Copy out the data exactly, leaving the pictures behind.

○ ○ ○

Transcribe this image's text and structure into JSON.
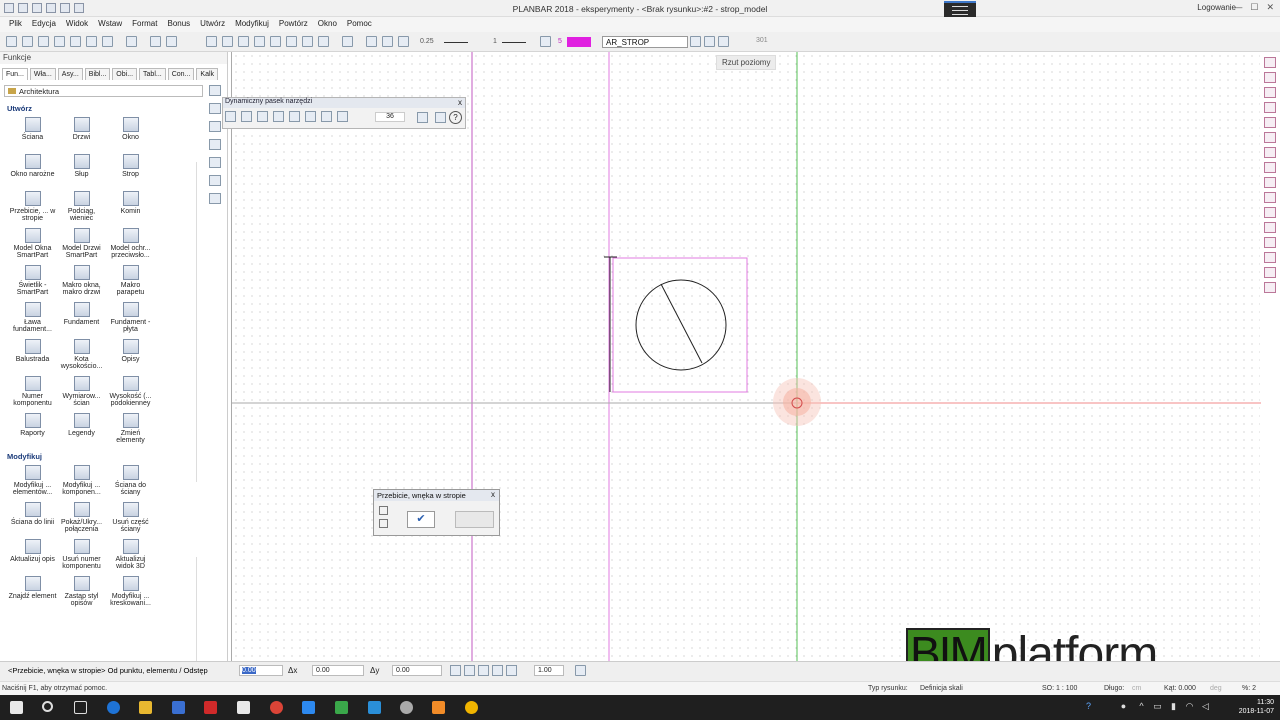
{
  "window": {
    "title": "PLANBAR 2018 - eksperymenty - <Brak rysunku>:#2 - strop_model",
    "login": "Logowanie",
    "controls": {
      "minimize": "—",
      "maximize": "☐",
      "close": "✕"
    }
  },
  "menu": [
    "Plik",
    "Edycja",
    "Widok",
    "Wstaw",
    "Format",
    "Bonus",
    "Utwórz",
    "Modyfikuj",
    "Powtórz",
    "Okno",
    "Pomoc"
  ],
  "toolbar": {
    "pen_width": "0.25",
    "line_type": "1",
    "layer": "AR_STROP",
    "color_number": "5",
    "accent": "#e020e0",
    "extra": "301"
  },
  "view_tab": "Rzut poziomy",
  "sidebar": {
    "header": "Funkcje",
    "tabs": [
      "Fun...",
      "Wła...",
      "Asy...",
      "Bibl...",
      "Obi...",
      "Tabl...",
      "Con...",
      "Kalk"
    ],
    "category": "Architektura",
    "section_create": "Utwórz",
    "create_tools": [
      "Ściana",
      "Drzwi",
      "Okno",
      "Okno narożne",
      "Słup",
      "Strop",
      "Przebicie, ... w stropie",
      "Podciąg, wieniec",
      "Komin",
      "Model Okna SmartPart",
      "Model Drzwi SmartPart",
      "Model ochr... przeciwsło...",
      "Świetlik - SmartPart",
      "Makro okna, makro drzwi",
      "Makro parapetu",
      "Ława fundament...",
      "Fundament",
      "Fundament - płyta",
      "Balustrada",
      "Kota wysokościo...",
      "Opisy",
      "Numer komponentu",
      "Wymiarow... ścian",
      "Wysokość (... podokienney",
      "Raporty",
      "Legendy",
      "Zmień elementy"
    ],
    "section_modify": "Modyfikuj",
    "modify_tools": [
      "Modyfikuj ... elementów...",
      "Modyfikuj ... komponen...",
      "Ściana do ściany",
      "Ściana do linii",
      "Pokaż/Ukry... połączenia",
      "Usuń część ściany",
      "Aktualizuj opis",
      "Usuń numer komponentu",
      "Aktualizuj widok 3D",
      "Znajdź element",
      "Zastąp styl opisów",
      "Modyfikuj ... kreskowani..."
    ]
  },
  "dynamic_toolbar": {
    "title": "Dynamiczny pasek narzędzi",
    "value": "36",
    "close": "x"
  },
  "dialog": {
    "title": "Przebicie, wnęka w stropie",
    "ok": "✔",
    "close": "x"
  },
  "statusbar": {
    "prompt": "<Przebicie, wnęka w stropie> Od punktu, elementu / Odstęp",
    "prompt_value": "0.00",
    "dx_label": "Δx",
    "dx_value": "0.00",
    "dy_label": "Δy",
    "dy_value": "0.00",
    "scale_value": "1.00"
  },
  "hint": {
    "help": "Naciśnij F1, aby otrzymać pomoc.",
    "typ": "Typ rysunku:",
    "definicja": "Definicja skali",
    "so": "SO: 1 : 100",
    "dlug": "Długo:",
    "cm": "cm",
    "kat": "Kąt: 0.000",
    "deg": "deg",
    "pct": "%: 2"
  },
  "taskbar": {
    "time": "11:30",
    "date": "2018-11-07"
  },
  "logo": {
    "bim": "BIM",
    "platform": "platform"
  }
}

○ ○ ○

• Output for this task:
Transcribe this image's text and structure into JSON.
{
  "window": {
    "title": "PLANBAR 2018 - eksperymenty - <Brak rysunku>:#2 - strop_model",
    "login": "Logowanie",
    "controls": {
      "minimize": "—",
      "maximize": "☐",
      "close": "✕"
    }
  },
  "menu": [
    "Plik",
    "Edycja",
    "Widok",
    "Wstaw",
    "Format",
    "Bonus",
    "Utwórz",
    "Modyfikuj",
    "Powtórz",
    "Okno",
    "Pomoc"
  ],
  "toolbar": {
    "pen_width": "0.25",
    "line_type": "1",
    "layer": "AR_STROP",
    "color_number": "5",
    "accent": "#e020e0",
    "extra": "301"
  },
  "view_tab": "Rzut poziomy",
  "sidebar": {
    "header": "Funkcje",
    "tabs": [
      "Fun...",
      "Wła...",
      "Asy...",
      "Bibl...",
      "Obi...",
      "Tabl...",
      "Con...",
      "Kalk"
    ],
    "category": "Architektura",
    "section_create": "Utwórz",
    "create_tools": [
      "Ściana",
      "Drzwi",
      "Okno",
      "Okno narożne",
      "Słup",
      "Strop",
      "Przebicie, ... w stropie",
      "Podciąg, wieniec",
      "Komin",
      "Model Okna SmartPart",
      "Model Drzwi SmartPart",
      "Model ochr... przeciwsło...",
      "Świetlik - SmartPart",
      "Makro okna, makro drzwi",
      "Makro parapetu",
      "Ława fundament...",
      "Fundament",
      "Fundament - płyta",
      "Balustrada",
      "Kota wysokościo...",
      "Opisy",
      "Numer komponentu",
      "Wymiarow... ścian",
      "Wysokość (... podokienney",
      "Raporty",
      "Legendy",
      "Zmień elementy"
    ],
    "section_modify": "Modyfikuj",
    "modify_tools": [
      "Modyfikuj ... elementów...",
      "Modyfikuj ... komponen...",
      "Ściana do ściany",
      "Ściana do linii",
      "Pokaż/Ukry... połączenia",
      "Usuń część ściany",
      "Aktualizuj opis",
      "Usuń numer komponentu",
      "Aktualizuj widok 3D",
      "Znajdź element",
      "Zastąp styl opisów",
      "Modyfikuj ... kreskowani..."
    ]
  },
  "dynamic_toolbar": {
    "title": "Dynamiczny pasek narzędzi",
    "value": "36",
    "close": "x"
  },
  "dialog": {
    "title": "Przebicie, wnęka w stropie",
    "ok": "✔",
    "close": "x"
  },
  "statusbar": {
    "prompt": "<Przebicie, wnęka w stropie> Od punktu, elementu / Odstęp",
    "prompt_value": "0.00",
    "dx_label": "Δx",
    "dx_value": "0.00",
    "dy_label": "Δy",
    "dy_value": "0.00",
    "scale_value": "1.00"
  },
  "hint": {
    "help": "Naciśnij F1, aby otrzymać pomoc.",
    "typ": "Typ rysunku:",
    "definicja": "Definicja skali",
    "so": "SO: 1 : 100",
    "dlug": "Długo:",
    "cm": "cm",
    "kat": "Kąt: 0.000",
    "deg": "deg",
    "pct": "%: 2"
  },
  "taskbar": {
    "time": "11:30",
    "date": "2018-11-07"
  },
  "logo": {
    "bim": "BIM",
    "platform": "platform"
  }
}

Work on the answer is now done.